[Recorded data]

[Start]

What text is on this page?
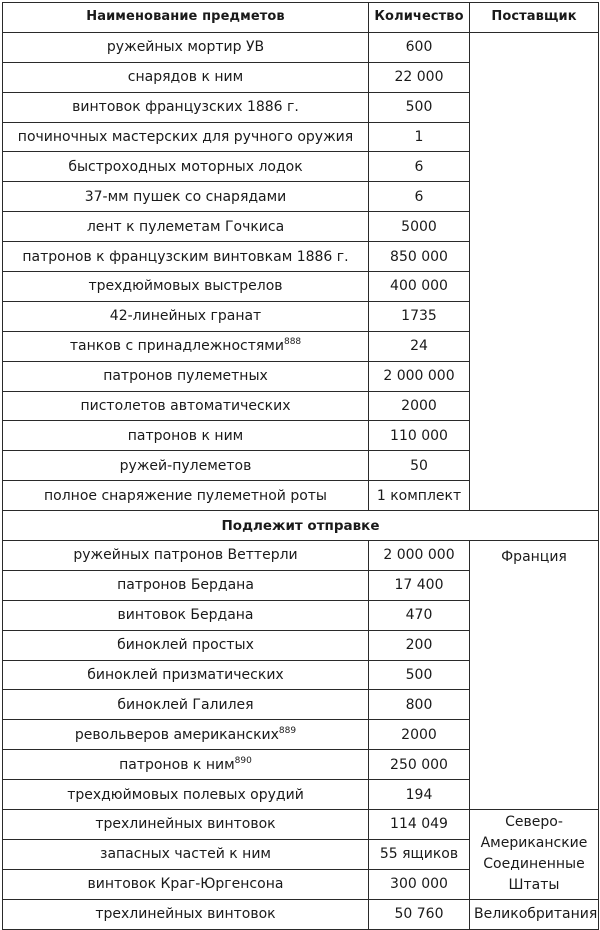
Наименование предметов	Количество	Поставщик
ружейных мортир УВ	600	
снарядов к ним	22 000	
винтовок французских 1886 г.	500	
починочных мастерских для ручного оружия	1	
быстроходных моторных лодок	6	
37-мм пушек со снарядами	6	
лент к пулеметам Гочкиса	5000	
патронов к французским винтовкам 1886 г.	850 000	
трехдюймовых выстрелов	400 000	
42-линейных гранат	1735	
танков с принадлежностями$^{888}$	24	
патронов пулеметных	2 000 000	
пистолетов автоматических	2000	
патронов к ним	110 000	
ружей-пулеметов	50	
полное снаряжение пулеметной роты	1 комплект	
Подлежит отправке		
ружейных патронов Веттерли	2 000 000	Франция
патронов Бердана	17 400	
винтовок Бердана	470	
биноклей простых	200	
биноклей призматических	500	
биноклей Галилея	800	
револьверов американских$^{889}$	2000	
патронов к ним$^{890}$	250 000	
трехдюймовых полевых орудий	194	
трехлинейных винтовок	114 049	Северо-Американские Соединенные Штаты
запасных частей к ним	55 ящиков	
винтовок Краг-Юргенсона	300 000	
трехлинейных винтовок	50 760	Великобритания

[End]

● **Exercise prompt**:
Go through the data and gather every line that holds "трехдюймовых".

● **Full output**:
трехдюймовых выстрелов	400 000	
трехдюймовых полевых орудий	194	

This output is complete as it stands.